▶ _PASSAGE_
The Joint Communiqué of the United States of America and the People's Republic of China, also known as the Shanghai Communiqué (1972), was a diplomatic document issued by the United States of America and the People's Republic of China on February 27, 1972, on the last evening of President Richard Nixon's visit to China.

== Background ==
National Security Advisor Henry Kissinger was sent to China for secret diplomatic missions in 1971, which included early deliberations over the communiqué and planning for Richard Nixon to visit the country. Premier Zhou Enlai served as the Chinese liaison in the negotiations, with whom Kissinger had 25 hours of documented meetings. Kissinger did not use translators from the State Department due to concerns of leaking.

Kissinger's secret visits involved seven drafts over the contents of the Shanghai Communiqué. Kissinger was initially interested in drafting a communiqué that only mentioned the mutual interests between the United States and China, but Zhou sought to include disagreements between their respective states in order to create a more meaningful document. This move towards an honest representation of relations impressed Kissinger, who increasingly held a favorable view on Chinese leadership.

Further negotiations over the communiqué took place with White House Chief of Staff General Alexander Haig representing the United States while preparing in China a month prior to Nixon's visit. Informed by the 1969 Sino-Soviet border conflict, Haig emphasized the border threat that the Soviet Union posed to China and argued that there was a significant mutual interest between the United States and China in information sharing and otherwise militarily countering the Soviet Union. Zhou and Mao Zedong both viewed the remarks as disingenuous and ignorant of Chinese defense capabilities. However, they believed that Haig's statements reflected a genuine desire from the United States for détente.

▶ _INFORMATION SHOWN_
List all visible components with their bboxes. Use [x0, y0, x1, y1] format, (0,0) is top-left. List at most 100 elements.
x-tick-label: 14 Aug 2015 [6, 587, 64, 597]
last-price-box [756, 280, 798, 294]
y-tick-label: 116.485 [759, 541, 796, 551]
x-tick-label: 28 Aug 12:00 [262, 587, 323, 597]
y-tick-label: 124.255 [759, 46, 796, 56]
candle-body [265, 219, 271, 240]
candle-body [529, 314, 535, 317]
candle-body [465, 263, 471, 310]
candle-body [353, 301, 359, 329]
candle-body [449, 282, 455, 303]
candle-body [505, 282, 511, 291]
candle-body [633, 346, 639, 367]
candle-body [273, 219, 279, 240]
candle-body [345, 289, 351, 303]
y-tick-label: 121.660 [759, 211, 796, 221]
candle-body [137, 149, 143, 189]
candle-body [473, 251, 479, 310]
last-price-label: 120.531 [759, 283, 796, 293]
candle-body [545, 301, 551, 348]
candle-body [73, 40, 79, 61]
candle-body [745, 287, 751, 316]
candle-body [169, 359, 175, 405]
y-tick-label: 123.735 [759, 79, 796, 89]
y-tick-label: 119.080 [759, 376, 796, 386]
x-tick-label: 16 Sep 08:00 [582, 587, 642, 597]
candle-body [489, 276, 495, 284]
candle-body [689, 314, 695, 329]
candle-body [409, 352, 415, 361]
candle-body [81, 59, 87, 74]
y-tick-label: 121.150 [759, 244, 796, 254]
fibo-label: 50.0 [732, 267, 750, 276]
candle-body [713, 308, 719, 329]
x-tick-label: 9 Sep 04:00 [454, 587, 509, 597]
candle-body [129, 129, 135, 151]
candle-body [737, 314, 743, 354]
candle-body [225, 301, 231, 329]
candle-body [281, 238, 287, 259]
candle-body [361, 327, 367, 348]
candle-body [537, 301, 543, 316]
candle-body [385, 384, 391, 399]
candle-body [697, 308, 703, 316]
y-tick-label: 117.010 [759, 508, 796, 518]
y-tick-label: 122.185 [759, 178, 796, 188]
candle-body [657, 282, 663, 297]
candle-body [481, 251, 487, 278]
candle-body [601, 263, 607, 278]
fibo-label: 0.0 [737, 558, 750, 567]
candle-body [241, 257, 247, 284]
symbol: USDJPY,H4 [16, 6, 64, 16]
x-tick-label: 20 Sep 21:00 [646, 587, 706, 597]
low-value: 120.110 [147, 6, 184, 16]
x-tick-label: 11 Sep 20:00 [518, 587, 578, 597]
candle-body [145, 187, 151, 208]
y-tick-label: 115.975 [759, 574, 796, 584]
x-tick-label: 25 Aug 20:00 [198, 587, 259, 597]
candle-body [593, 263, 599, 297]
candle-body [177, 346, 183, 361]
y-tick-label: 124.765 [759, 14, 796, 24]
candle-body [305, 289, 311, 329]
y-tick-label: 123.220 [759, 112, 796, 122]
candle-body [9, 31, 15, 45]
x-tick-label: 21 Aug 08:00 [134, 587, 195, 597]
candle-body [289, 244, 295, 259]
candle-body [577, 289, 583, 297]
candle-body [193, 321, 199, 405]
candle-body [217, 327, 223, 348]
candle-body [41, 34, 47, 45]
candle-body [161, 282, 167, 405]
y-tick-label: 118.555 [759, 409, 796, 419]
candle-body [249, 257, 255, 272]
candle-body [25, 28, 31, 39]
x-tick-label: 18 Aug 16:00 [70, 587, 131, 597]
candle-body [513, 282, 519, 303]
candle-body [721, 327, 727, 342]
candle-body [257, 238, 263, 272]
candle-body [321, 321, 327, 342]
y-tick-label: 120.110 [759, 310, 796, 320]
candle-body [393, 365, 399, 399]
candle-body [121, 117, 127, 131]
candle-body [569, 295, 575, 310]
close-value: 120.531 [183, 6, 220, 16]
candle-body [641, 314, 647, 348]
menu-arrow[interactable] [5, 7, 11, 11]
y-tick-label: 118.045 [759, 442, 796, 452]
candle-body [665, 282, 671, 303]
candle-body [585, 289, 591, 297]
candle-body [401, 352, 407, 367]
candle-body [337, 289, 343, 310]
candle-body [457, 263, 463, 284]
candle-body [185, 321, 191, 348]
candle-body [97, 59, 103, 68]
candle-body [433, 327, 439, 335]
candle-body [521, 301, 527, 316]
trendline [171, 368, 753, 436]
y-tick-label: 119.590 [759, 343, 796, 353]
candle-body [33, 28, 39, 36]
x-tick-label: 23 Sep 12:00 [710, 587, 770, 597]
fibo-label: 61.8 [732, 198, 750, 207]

▶ _TASKS TO PERFORM_
#1 From the Shanghai Communiqué text, write out the part that opens with the words containing "Kissinger's secret visits" and closes with "on Chinese leadership.", substituting "substantive" for "meaningful".
#2 Name every person the Shanghai Communiqué text mentions by name.
The lines have no connection to the text about the Shanghai Communiqué.

▶ _RESULTS OF THE TASKS_
#1
Kissinger's secret visits involved seven drafts over the contents of the Shanghai Communiqué. Kissinger was initially interested in drafting a communiqué that only mentioned the mutual interests between the United States and China, but Zhou sought to include disagreements between their respective states in order to create a more substantive document. This move towards an honest representation of relations impressed Kissinger, who increasingly held a favorable view on Chinese leadership.

#2 Richard Nixon, Henry Kissinger, Zhou Enlai, Alexander Haig, Mao Zedong